* **WHAT IS NEEDED**
Below are records; count the lines that contain "describing" and give only the total.

* **THE DATA**
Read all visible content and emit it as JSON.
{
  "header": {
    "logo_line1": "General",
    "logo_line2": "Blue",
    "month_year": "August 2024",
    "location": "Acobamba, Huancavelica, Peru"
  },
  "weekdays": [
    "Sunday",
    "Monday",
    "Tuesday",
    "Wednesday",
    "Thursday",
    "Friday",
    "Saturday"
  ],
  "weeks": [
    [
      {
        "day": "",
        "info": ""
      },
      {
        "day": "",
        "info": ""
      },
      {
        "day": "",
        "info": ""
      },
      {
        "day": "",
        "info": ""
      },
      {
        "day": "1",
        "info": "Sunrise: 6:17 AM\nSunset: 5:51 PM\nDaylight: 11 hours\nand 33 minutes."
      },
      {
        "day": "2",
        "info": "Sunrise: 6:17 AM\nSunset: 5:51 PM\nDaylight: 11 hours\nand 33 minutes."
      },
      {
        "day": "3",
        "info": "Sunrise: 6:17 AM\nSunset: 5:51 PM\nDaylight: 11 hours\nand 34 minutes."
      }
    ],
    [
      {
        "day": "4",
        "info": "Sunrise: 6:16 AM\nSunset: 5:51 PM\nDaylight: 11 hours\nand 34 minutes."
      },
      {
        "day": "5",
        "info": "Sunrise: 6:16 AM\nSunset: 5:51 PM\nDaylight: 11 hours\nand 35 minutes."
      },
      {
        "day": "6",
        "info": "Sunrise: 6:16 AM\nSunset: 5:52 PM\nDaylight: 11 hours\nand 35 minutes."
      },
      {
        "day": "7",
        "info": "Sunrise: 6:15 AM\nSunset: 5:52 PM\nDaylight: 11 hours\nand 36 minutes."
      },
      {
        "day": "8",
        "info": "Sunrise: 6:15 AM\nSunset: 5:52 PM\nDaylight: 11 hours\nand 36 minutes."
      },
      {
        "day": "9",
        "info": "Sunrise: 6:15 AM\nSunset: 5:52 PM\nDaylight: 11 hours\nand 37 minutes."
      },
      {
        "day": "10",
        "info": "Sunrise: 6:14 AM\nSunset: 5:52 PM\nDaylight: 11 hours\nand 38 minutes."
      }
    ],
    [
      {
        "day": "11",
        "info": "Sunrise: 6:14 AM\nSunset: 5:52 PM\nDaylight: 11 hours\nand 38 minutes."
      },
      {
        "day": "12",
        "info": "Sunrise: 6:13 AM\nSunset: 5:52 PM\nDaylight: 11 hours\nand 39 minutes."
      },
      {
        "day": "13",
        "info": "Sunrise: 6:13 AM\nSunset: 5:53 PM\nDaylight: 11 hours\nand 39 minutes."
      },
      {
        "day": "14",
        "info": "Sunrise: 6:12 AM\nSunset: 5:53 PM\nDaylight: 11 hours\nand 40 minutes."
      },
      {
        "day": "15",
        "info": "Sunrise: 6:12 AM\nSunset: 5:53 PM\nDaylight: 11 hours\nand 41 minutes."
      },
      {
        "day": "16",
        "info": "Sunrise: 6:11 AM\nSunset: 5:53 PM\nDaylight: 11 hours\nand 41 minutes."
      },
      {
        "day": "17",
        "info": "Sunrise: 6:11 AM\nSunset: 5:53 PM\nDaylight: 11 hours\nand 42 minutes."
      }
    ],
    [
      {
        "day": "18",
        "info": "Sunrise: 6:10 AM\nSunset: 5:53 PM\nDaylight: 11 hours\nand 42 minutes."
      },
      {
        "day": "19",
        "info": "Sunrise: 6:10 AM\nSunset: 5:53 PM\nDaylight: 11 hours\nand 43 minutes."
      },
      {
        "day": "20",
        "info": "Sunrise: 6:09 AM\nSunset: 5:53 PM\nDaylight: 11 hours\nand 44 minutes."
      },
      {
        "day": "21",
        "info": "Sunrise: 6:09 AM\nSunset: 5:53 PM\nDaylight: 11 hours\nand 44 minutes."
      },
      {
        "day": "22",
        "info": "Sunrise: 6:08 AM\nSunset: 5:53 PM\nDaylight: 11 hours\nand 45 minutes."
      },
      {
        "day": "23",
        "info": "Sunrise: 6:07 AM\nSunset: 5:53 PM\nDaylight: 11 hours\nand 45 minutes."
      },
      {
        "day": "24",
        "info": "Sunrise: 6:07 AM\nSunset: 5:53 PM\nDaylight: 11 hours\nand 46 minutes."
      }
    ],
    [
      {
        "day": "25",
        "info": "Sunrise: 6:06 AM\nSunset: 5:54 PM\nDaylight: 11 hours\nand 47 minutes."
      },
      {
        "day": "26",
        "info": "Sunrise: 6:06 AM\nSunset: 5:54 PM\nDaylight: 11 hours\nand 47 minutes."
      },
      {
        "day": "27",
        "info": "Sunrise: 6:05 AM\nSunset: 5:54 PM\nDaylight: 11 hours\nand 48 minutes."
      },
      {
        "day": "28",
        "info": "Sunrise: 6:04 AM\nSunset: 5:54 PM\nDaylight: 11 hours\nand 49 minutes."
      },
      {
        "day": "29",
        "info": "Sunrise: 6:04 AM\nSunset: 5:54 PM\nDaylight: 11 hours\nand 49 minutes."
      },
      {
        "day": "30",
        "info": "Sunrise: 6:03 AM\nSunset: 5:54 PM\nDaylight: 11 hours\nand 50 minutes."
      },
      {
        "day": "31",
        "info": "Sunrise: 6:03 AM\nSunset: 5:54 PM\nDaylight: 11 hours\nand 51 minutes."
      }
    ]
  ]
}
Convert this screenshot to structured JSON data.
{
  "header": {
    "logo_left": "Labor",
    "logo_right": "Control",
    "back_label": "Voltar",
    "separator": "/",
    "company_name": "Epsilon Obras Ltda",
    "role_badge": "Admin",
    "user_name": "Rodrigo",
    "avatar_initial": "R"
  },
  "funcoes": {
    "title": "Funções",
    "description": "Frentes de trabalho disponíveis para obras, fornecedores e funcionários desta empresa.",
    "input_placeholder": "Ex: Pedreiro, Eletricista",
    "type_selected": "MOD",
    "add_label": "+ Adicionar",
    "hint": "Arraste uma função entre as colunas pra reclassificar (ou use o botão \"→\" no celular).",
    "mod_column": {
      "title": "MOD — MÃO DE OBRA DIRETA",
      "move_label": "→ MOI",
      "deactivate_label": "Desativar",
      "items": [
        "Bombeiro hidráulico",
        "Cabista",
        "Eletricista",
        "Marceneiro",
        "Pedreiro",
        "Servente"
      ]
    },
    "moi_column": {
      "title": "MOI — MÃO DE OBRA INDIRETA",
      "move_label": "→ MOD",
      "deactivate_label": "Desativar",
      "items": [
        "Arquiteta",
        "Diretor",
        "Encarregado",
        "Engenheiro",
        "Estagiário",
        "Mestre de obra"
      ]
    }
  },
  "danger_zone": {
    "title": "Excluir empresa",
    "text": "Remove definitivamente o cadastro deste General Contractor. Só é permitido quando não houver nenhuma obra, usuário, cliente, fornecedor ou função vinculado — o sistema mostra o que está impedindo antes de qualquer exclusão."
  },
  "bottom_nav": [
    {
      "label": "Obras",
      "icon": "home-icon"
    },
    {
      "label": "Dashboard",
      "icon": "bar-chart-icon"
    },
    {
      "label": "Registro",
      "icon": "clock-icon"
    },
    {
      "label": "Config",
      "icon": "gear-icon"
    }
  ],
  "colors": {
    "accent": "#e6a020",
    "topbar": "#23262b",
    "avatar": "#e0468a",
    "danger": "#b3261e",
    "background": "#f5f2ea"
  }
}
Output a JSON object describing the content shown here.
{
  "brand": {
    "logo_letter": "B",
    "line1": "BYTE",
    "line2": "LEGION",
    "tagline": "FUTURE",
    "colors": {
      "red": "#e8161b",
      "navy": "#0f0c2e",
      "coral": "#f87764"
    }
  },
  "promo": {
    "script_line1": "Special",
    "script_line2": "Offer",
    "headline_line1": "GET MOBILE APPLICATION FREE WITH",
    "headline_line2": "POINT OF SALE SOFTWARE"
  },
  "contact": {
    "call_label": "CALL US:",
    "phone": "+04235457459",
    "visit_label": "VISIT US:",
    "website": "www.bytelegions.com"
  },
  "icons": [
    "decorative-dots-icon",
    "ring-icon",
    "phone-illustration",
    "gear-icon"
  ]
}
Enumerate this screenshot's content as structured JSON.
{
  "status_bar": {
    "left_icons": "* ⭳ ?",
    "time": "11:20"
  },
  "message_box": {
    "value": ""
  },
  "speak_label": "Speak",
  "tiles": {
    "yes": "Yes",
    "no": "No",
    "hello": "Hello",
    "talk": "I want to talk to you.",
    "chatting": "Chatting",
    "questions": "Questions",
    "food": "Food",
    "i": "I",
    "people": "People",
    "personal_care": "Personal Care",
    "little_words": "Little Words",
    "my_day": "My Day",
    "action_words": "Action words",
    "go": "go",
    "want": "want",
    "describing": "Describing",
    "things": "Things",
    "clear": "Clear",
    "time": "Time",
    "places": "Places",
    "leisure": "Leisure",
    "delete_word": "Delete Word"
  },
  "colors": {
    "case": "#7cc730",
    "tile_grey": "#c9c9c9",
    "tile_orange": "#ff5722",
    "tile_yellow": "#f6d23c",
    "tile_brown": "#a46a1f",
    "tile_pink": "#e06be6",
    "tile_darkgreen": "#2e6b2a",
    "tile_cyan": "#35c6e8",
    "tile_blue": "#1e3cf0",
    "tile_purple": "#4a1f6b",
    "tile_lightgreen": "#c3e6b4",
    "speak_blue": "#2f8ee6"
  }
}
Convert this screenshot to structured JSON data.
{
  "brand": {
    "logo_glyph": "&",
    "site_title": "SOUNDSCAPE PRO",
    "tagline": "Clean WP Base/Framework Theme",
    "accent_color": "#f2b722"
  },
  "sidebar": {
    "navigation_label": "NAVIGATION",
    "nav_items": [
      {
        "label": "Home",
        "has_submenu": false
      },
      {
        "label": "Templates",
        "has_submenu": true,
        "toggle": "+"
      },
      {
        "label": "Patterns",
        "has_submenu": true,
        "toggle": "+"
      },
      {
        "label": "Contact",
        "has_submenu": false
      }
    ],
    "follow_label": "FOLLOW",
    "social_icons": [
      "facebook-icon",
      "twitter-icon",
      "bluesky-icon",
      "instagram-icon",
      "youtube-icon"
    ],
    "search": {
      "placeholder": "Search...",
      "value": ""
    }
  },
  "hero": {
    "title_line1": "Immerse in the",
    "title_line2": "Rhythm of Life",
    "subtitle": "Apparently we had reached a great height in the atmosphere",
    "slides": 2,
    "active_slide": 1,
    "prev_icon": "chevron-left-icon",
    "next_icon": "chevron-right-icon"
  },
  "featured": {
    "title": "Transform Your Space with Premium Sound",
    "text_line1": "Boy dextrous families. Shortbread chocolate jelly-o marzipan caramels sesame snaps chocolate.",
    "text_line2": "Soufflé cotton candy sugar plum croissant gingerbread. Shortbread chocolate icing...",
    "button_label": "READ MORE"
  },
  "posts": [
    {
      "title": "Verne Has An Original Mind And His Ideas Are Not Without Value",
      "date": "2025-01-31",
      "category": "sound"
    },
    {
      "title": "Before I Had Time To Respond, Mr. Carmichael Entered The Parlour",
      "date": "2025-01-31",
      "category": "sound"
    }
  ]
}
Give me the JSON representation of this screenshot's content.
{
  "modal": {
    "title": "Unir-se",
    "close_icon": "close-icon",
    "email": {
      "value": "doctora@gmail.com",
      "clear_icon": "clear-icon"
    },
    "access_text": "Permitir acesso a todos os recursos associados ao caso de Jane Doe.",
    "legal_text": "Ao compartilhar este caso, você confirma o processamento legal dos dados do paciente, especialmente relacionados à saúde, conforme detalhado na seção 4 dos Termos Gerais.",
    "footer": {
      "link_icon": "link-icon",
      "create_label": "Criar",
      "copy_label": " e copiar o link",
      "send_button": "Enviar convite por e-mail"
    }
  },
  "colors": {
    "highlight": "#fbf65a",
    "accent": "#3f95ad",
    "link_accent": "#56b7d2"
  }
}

* **SOLUTION FOR THIS TASK**
2